**Tasks to perform:**
- A) Summarize the email thread below about the "optimize for virt store" option in three sentences.
- B) Answer these questions from the email thread below about the "optimize for virt store" option, each in a few words.
(i) By how much did the one change increase I/O performance?
(ii) Roughly how much of their own money has one writer spent on 10Gb ethernet cards and SFPs?
(iii) How was the system installed by the user who enabled the option?
- C) Using the email thread below about the "optimize for virt store" option, explain in one or two sentences why one writer's Gluster setup has no SSDs.

**Selected text:**
On Fri, Aug 3, 2018 at 6:53 AM, Sahina Bose <sab...@redhat.com 
<mailto:sab...@redhat.com> > wrote:

On Fri, 3 Aug 2018 at 3:07 PM, Jayme <jay...@gmail.com 
<mailto:jay...@gmail.com> > wrote:

Hello,

The option to optimize for virt store is tough to find (in my opinion) you have 
to go to volumes > volume name and then click the two dots to expand further 
options in the top right to see it.  No one would know to find it (or that it 
even exists) if they weren't specifically looking. 

I don't know enough about it but my assumption is that there are reasons why 
it's not set by default (as it might or should not need to apply to ever volume 
created), however my suggestion would be that it be included in the cockpit as 
a selectable option next to each volume you create with a hint to suggest that 
for best performance select it for any volume that is going to be a data volume 
for VMs

If you have installed via Cockpit, the options are set.

Can you provide the “gluster volume info “ output  after you optimised for virt?

. 

I simply installed using the latest node ISO / default cockpit deployment.

Hope this helps!

- Jayme

On Fri, Aug 3, 2018 at 5:15 AM, Sahina Bose <sab...@redhat.com 
<mailto:sab...@redhat.com> > wrote:

On Fri, Aug 3, 2018 at 5:25 AM, Jayme <jay...@gmail.com 
<mailto:jay...@gmail.com> > wrote:

Bill,

I thought I'd let you (and others know this) as it might save you some 
headaches.  I found that my performance problem was resolved by clicking 
"optimize for virt store" option in the volume settings of the hosted engine 
(for the data volume).  Doing this one change has increased my I/O performance 
by 10x alone.  I don't know why this would not be set or recommended by default 
but I'm glad I found it!

Thanks for the feedback, Could you log a bug to make it default by providing 
the user flow that you used.

Also, I would be interested to know how you prepared the gluster volume for use 
- if it was using the Cockpit deployment UI, the volume options would have been 
set by default.

- James

On Thu, Aug 2, 2018 at 2:32 PM, William Dossett <william.doss...@gmail.com 
<mailto:william.doss...@gmail.com> > wrote:

Yeah, I am just ramping up here, but this project is mostly on my own time and 
money, hence no SSDs for Gluster… I’ve already blown close to $500 of my own 
money on 10Gb ethernet cards and SFPs on ebay as my company frowns on us 
getting good deals for equipment on ebay and would rather go to their preferred 
supplier – where $500 wouldn’t even buy half a 10Gb CNA ☹  but I believe in 
this project and it feels like it is getting ready for showtime – if I can demo 
this in a few weeks and get some interest I’ll be asking them to reimburse me, 
that’s for sure!

Hopefully going to get some of the other work off my plate and work on this 
later this afternoon, will let you know any findings.

**Dataset content:**
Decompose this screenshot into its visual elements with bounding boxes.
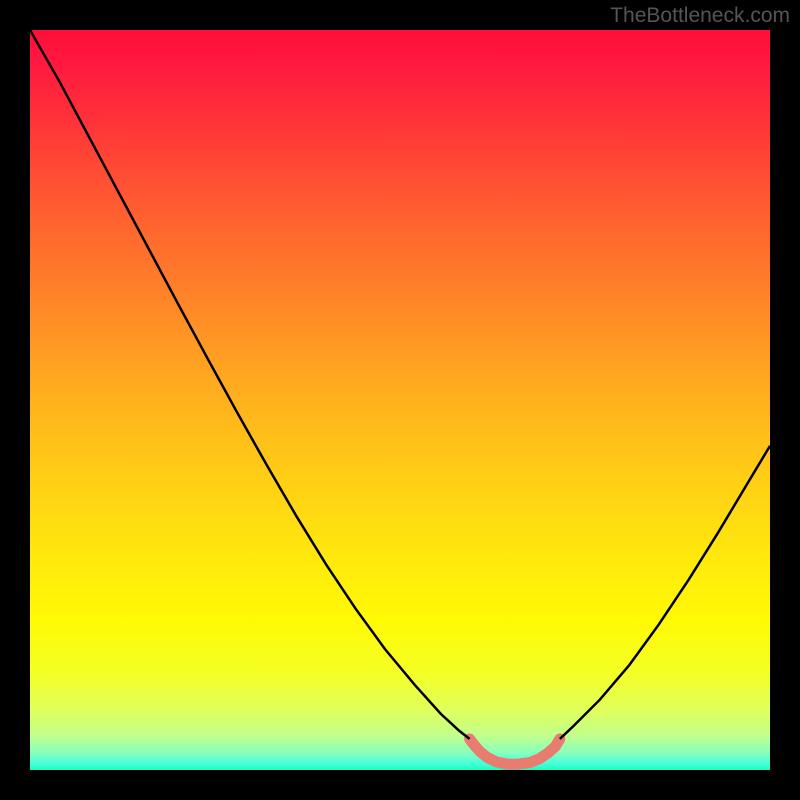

**Answers for the exercise:**
- A) A user found that enabling the "optimize for virt store" option for the data volume fixed a performance problem and raised I/O performance tenfold. The user finds the option hard to locate, since it sits behind the two dots under volumes > volume name, and suggests offering it in Cockpit as a selectable option for each new volume. The reply says that a Cockpit installation sets these options, and it asks the user to log a bug to make the option the default and to share the "gluster volume info" output.

- B)
(i) By 10x.
(ii) Close to $500.
(iii) With the latest node ISO and the default Cockpit deployment.

- C) The project runs mostly on the writer's own time and money, so there are no SSDs for Gluster.